### The problem
Return the whole listing, keeping every character the same.

### Material for this exercise
▼

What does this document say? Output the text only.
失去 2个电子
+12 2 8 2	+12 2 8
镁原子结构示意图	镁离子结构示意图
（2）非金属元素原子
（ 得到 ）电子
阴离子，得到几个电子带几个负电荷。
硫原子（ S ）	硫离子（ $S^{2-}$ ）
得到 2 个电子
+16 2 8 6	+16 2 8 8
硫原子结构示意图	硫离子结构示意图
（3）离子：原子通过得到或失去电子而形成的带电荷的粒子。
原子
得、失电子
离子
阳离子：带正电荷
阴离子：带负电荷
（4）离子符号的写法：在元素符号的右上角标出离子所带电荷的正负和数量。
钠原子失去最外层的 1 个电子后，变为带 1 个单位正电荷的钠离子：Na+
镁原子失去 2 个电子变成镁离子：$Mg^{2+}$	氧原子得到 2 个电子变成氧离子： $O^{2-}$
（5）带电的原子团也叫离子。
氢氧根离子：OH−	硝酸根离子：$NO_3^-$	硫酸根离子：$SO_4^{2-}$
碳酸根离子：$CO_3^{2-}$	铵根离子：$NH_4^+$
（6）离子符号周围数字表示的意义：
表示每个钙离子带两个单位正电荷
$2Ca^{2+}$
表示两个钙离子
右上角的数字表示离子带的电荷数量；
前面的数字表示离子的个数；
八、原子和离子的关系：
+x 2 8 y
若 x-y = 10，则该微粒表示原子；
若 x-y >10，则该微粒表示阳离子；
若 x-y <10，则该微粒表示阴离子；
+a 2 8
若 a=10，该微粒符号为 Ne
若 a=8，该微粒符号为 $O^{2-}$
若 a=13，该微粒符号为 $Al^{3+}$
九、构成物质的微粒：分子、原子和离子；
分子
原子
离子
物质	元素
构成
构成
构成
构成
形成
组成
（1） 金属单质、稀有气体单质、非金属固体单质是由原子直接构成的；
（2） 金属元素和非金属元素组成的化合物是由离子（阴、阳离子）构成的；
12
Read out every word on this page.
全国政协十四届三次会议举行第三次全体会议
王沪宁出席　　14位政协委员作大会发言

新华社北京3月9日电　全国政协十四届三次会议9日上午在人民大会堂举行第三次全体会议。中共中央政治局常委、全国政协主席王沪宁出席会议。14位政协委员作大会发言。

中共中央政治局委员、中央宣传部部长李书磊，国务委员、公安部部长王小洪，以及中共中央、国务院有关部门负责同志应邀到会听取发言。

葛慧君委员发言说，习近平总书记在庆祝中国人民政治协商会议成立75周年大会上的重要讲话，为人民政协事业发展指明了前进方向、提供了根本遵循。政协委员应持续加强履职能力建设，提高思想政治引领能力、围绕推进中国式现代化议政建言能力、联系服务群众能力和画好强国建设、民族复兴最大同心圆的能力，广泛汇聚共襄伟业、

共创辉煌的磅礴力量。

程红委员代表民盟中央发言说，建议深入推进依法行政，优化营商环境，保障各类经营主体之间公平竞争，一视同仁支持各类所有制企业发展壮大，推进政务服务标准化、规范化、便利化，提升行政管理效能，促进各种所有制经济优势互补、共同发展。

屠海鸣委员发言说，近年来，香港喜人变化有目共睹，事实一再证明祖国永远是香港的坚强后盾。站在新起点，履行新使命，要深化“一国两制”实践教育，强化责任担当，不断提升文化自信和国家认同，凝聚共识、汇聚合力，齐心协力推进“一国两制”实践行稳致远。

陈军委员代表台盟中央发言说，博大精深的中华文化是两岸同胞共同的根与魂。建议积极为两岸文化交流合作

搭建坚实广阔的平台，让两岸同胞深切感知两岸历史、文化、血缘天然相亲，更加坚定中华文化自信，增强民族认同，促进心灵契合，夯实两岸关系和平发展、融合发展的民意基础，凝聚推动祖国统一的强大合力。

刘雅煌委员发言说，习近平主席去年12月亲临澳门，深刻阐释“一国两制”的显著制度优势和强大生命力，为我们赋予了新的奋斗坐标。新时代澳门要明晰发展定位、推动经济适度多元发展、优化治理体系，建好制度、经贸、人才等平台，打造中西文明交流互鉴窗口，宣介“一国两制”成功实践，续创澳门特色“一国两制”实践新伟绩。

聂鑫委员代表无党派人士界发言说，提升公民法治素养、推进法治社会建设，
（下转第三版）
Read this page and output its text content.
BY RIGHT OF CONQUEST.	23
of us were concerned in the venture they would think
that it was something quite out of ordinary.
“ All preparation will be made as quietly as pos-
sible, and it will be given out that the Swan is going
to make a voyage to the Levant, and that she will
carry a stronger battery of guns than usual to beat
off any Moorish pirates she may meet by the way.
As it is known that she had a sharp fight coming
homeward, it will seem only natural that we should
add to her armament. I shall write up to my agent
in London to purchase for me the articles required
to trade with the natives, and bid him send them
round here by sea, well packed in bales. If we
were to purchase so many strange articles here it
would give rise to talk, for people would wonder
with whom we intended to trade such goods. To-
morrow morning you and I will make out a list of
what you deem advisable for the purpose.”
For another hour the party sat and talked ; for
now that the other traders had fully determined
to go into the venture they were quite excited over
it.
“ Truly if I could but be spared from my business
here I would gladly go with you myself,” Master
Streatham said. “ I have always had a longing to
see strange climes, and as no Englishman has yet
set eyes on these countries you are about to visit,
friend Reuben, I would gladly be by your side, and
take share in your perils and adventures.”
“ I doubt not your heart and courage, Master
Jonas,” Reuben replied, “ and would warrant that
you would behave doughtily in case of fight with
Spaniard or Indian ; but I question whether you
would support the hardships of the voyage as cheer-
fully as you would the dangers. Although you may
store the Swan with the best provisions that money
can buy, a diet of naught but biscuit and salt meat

▲

### Answer for this exercise
What does this document say? Output the text only.
失去 2个电子
+12 2 8 2	+12 2 8
镁原子结构示意图	镁离子结构示意图
（2）非金属元素原子
（ 得到 ）电子
阴离子，得到几个电子带几个负电荷。
硫原子（ S ）	硫离子（ $S^{2-}$ ）
得到 2 个电子
+16 2 8 6	+16 2 8 8
硫原子结构示意图	硫离子结构示意图
（3）离子：原子通过得到或失去电子而形成的带电荷的粒子。
原子
得、失电子
离子
阳离子：带正电荷
阴离子：带负电荷
（4）离子符号的写法：在元素符号的右上角标出离子所带电荷的正负和数量。
钠原子失去最外层的 1 个电子后，变为带 1 个单位正电荷的钠离子：Na+
镁原子失去 2 个电子变成镁离子：$Mg^{2+}$	氧原子得到 2 个电子变成氧离子： $O^{2-}$
（5）带电的原子团也叫离子。
氢氧根离子：OH−	硝酸根离子：$NO_3^-$	硫酸根离子：$SO_4^{2-}$
碳酸根离子：$CO_3^{2-}$	铵根离子：$NH_4^+$
（6）离子符号周围数字表示的意义：
表示每个钙离子带两个单位正电荷
$2Ca^{2+}$
表示两个钙离子
右上角的数字表示离子带的电荷数量；
前面的数字表示离子的个数；
八、原子和离子的关系：
+x 2 8 y
若 x-y = 10，则该微粒表示原子；
若 x-y >10，则该微粒表示阳离子；
若 x-y <10，则该微粒表示阴离子；
+a 2 8
若 a=10，该微粒符号为 Ne
若 a=8，该微粒符号为 $O^{2-}$
若 a=13，该微粒符号为 $Al^{3+}$
九、构成物质的微粒：分子、原子和离子；
分子
原子
离子
物质	元素
构成
构成
构成
构成
形成
组成
（1） 金属单质、稀有气体单质、非金属固体单质是由原子直接构成的；
（2） 金属元素和非金属元素组成的化合物是由离子（阴、阳离子）构成的；
12
Read out every word on this page.
全国政协十四届三次会议举行第三次全体会议
王沪宁出席　　14位政协委员作大会发言

新华社北京3月9日电　全国政协十四届三次会议9日上午在人民大会堂举行第三次全体会议。中共中央政治局常委、全国政协主席王沪宁出席会议。14位政协委员作大会发言。

中共中央政治局委员、中央宣传部部长李书磊，国务委员、公安部部长王小洪，以及中共中央、国务院有关部门负责同志应邀到会听取发言。

葛慧君委员发言说，习近平总书记在庆祝中国人民政治协商会议成立75周年大会上的重要讲话，为人民政协事业发展指明了前进方向、提供了根本遵循。政协委员应持续加强履职能力建设，提高思想政治引领能力、围绕推进中国式现代化议政建言能力、联系服务群众能力和画好强国建设、民族复兴最大同心圆的能力，广泛汇聚共襄伟业、

共创辉煌的磅礴力量。

程红委员代表民盟中央发言说，建议深入推进依法行政，优化营商环境，保障各类经营主体之间公平竞争，一视同仁支持各类所有制企业发展壮大，推进政务服务标准化、规范化、便利化，提升行政管理效能，促进各种所有制经济优势互补、共同发展。

屠海鸣委员发言说，近年来，香港喜人变化有目共睹，事实一再证明祖国永远是香港的坚强后盾。站在新起点，履行新使命，要深化“一国两制”实践教育，强化责任担当，不断提升文化自信和国家认同，凝聚共识、汇聚合力，齐心协力推进“一国两制”实践行稳致远。

陈军委员代表台盟中央发言说，博大精深的中华文化是两岸同胞共同的根与魂。建议积极为两岸文化交流合作

搭建坚实广阔的平台，让两岸同胞深切感知两岸历史、文化、血缘天然相亲，更加坚定中华文化自信，增强民族认同，促进心灵契合，夯实两岸关系和平发展、融合发展的民意基础，凝聚推动祖国统一的强大合力。

刘雅煌委员发言说，习近平主席去年12月亲临澳门，深刻阐释“一国两制”的显著制度优势和强大生命力，为我们赋予了新的奋斗坐标。新时代澳门要明晰发展定位、推动经济适度多元发展、优化治理体系，建好制度、经贸、人才等平台，打造中西文明交流互鉴窗口，宣介“一国两制”成功实践，续创澳门特色“一国两制”实践新伟绩。

聂鑫委员代表无党派人士界发言说，提升公民法治素养、推进法治社会建设，
（下转第三版）
Read this page and output its text content.
BY RIGHT OF CONQUEST.	23
of us were concerned in the venture they would think
that it was something quite out of ordinary.
“ All preparation will be made as quietly as pos-
sible, and it will be given out that the Swan is going
to make a voyage to the Levant, and that she will
carry a stronger battery of guns than usual to beat
off any Moorish pirates she may meet by the way.
As it is known that she had a sharp fight coming
homeward, it will seem only natural that we should
add to her armament. I shall write up to my agent
in London to purchase for me the articles required
to trade with the natives, and bid him send them
round here by sea, well packed in bales. If we
were to purchase so many strange articles here it
would give rise to talk, for people would wonder
with whom we intended to trade such goods. To-
morrow morning you and I will make out a list of
what you deem advisable for the purpose.”
For another hour the party sat and talked ; for
now that the other traders had fully determined
to go into the venture they were quite excited over
it.
“ Truly if I could but be spared from my business
here I would gladly go with you myself,” Master
Streatham said. “ I have always had a longing to
see strange climes, and as no Englishman has yet
set eyes on these countries you are about to visit,
friend Reuben, I would gladly be by your side, and
take share in your perils and adventures.”
“ I doubt not your heart and courage, Master
Jonas,” Reuben replied, “ and would warrant that
you would behave doughtily in case of fight with
Spaniard or Indian ; but I question whether you
would support the hardships of the voyage as cheer-
fully as you would the dangers. Although you may
store the Swan with the best provisions that money
can buy, a diet of naught but biscuit and salt meat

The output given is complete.